__Given exercise__. Set the following entries down again exactly, line by line.

__Entries shown__.
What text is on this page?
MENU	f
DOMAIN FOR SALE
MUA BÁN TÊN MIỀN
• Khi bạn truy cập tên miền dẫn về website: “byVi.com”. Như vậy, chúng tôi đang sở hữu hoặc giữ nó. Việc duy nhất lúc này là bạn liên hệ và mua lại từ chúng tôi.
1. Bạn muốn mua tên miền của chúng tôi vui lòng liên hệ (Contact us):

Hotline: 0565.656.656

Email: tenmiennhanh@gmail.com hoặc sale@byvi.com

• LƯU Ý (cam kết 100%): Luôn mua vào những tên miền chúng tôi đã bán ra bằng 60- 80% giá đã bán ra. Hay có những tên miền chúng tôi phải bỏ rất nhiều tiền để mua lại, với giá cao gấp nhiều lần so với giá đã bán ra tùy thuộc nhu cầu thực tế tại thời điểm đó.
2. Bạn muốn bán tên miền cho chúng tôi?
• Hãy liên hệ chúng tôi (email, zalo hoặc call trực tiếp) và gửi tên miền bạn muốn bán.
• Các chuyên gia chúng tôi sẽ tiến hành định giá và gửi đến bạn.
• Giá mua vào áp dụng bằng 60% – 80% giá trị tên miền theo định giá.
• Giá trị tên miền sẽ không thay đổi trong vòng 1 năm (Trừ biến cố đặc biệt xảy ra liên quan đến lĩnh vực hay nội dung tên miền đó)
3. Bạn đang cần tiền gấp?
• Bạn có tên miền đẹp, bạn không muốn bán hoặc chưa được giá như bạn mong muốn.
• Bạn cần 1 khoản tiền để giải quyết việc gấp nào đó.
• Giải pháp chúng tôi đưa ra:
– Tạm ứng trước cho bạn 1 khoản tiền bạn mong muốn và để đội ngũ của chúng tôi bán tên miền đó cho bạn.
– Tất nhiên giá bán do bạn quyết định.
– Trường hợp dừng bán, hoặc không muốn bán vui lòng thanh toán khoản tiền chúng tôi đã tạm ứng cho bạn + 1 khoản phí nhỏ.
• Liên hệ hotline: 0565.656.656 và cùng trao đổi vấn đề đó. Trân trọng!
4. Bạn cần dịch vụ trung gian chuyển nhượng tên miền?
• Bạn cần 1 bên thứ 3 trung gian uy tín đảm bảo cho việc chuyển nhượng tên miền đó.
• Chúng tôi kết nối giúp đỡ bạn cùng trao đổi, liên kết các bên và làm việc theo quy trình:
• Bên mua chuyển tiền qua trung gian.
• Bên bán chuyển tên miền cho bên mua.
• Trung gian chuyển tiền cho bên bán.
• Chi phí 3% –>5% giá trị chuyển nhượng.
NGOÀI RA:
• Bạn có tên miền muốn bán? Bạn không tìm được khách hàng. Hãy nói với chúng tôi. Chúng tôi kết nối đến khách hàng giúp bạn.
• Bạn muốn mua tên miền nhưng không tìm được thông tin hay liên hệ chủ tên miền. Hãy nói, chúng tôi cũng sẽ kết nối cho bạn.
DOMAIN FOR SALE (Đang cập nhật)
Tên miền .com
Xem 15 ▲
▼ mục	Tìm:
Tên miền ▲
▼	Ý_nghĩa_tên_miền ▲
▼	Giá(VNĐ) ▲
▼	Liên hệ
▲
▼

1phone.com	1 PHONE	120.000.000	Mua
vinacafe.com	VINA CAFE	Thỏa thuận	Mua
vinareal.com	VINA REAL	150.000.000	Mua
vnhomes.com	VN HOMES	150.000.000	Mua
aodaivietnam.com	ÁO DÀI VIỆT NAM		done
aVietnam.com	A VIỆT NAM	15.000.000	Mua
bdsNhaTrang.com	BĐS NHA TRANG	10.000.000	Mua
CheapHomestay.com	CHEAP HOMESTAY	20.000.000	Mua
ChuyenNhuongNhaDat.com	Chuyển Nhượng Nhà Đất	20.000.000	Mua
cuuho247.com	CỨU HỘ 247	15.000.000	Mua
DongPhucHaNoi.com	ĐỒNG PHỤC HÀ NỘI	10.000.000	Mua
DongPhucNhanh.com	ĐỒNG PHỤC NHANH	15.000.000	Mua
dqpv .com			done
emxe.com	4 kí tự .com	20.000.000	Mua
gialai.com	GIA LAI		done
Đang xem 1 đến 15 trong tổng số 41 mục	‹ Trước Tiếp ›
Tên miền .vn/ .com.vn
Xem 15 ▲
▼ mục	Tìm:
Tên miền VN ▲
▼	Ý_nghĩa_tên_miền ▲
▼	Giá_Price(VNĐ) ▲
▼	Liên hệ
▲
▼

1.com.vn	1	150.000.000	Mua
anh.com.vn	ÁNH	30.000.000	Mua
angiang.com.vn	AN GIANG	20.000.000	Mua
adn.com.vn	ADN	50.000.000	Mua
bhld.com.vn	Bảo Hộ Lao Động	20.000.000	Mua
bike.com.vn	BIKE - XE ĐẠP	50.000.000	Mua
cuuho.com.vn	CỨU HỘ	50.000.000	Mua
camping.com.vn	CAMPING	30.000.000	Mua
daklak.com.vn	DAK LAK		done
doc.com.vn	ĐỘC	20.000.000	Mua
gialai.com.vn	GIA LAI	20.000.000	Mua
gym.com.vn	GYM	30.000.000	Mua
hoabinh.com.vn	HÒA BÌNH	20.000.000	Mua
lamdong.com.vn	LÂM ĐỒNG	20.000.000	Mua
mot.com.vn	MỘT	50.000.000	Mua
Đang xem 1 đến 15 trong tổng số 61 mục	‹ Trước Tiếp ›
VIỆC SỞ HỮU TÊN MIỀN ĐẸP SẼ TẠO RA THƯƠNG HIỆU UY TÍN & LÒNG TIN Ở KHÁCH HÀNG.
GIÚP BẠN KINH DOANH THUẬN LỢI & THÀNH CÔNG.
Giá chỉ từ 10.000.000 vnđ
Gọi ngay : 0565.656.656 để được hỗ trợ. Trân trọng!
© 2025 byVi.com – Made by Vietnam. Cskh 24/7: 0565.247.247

__Final result__.
What text is on this page?
MENU	f
DOMAIN FOR SALE
MUA BÁN TÊN MIỀN
• Khi bạn truy cập tên miền dẫn về website: “byVi.com”. Như vậy, chúng tôi đang sở hữu hoặc giữ nó. Việc duy nhất lúc này là bạn liên hệ và mua lại từ chúng tôi.
1. Bạn muốn mua tên miền của chúng tôi vui lòng liên hệ (Contact us):

Hotline: 0565.656.656

Email: tenmiennhanh@gmail.com hoặc sale@byvi.com

• LƯU Ý (cam kết 100%): Luôn mua vào những tên miền chúng tôi đã bán ra bằng 60- 80% giá đã bán ra. Hay có những tên miền chúng tôi phải bỏ rất nhiều tiền để mua lại, với giá cao gấp nhiều lần so với giá đã bán ra tùy thuộc nhu cầu thực tế tại thời điểm đó.
2. Bạn muốn bán tên miền cho chúng tôi?
• Hãy liên hệ chúng tôi (email, zalo hoặc call trực tiếp) và gửi tên miền bạn muốn bán.
• Các chuyên gia chúng tôi sẽ tiến hành định giá và gửi đến bạn.
• Giá mua vào áp dụng bằng 60% – 80% giá trị tên miền theo định giá.
• Giá trị tên miền sẽ không thay đổi trong vòng 1 năm (Trừ biến cố đặc biệt xảy ra liên quan đến lĩnh vực hay nội dung tên miền đó)
3. Bạn đang cần tiền gấp?
• Bạn có tên miền đẹp, bạn không muốn bán hoặc chưa được giá như bạn mong muốn.
• Bạn cần 1 khoản tiền để giải quyết việc gấp nào đó.
• Giải pháp chúng tôi đưa ra:
– Tạm ứng trước cho bạn 1 khoản tiền bạn mong muốn và để đội ngũ của chúng tôi bán tên miền đó cho bạn.
– Tất nhiên giá bán do bạn quyết định.
– Trường hợp dừng bán, hoặc không muốn bán vui lòng thanh toán khoản tiền chúng tôi đã tạm ứng cho bạn + 1 khoản phí nhỏ.
• Liên hệ hotline: 0565.656.656 và cùng trao đổi vấn đề đó. Trân trọng!
4. Bạn cần dịch vụ trung gian chuyển nhượng tên miền?
• Bạn cần 1 bên thứ 3 trung gian uy tín đảm bảo cho việc chuyển nhượng tên miền đó.
• Chúng tôi kết nối giúp đỡ bạn cùng trao đổi, liên kết các bên và làm việc theo quy trình:
• Bên mua chuyển tiền qua trung gian.
• Bên bán chuyển tên miền cho bên mua.
• Trung gian chuyển tiền cho bên bán.
• Chi phí 3% –>5% giá trị chuyển nhượng.
NGOÀI RA:
• Bạn có tên miền muốn bán? Bạn không tìm được khách hàng. Hãy nói với chúng tôi. Chúng tôi kết nối đến khách hàng giúp bạn.
• Bạn muốn mua tên miền nhưng không tìm được thông tin hay liên hệ chủ tên miền. Hãy nói, chúng tôi cũng sẽ kết nối cho bạn.
DOMAIN FOR SALE (Đang cập nhật)
Tên miền .com
Xem 15 ▲
▼ mục	Tìm:
Tên miền ▲
▼	Ý_nghĩa_tên_miền ▲
▼	Giá(VNĐ) ▲
▼	Liên hệ
▲
▼

1phone.com	1 PHONE	120.000.000	Mua
vinacafe.com	VINA CAFE	Thỏa thuận	Mua
vinareal.com	VINA REAL	150.000.000	Mua
vnhomes.com	VN HOMES	150.000.000	Mua
aodaivietnam.com	ÁO DÀI VIỆT NAM		done
aVietnam.com	A VIỆT NAM	15.000.000	Mua
bdsNhaTrang.com	BĐS NHA TRANG	10.000.000	Mua
CheapHomestay.com	CHEAP HOMESTAY	20.000.000	Mua
ChuyenNhuongNhaDat.com	Chuyển Nhượng Nhà Đất	20.000.000	Mua
cuuho247.com	CỨU HỘ 247	15.000.000	Mua
DongPhucHaNoi.com	ĐỒNG PHỤC HÀ NỘI	10.000.000	Mua
DongPhucNhanh.com	ĐỒNG PHỤC NHANH	15.000.000	Mua
dqpv .com			done
emxe.com	4 kí tự .com	20.000.000	Mua
gialai.com	GIA LAI		done
Đang xem 1 đến 15 trong tổng số 41 mục	‹ Trước Tiếp ›
Tên miền .vn/ .com.vn
Xem 15 ▲
▼ mục	Tìm:
Tên miền VN ▲
▼	Ý_nghĩa_tên_miền ▲
▼	Giá_Price(VNĐ) ▲
▼	Liên hệ
▲
▼

1.com.vn	1	150.000.000	Mua
anh.com.vn	ÁNH	30.000.000	Mua
angiang.com.vn	AN GIANG	20.000.000	Mua
adn.com.vn	ADN	50.000.000	Mua
bhld.com.vn	Bảo Hộ Lao Động	20.000.000	Mua
bike.com.vn	BIKE - XE ĐẠP	50.000.000	Mua
cuuho.com.vn	CỨU HỘ	50.000.000	Mua
camping.com.vn	CAMPING	30.000.000	Mua
daklak.com.vn	DAK LAK		done
doc.com.vn	ĐỘC	20.000.000	Mua
gialai.com.vn	GIA LAI	20.000.000	Mua
gym.com.vn	GYM	30.000.000	Mua
hoabinh.com.vn	HÒA BÌNH	20.000.000	Mua
lamdong.com.vn	LÂM ĐỒNG	20.000.000	Mua
mot.com.vn	MỘT	50.000.000	Mua
Đang xem 1 đến 15 trong tổng số 61 mục	‹ Trước Tiếp ›
VIỆC SỞ HỮU TÊN MIỀN ĐẸP SẼ TẠO RA THƯƠNG HIỆU UY TÍN & LÒNG TIN Ở KHÁCH HÀNG.
GIÚP BẠN KINH DOANH THUẬN LỢI & THÀNH CÔNG.
Giá chỉ từ 10.000.000 vnđ
Gọi ngay : 0565.656.656 để được hỗ trợ. Trân trọng!
© 2025 byVi.com – Made by Vietnam. Cskh 24/7: 0565.247.247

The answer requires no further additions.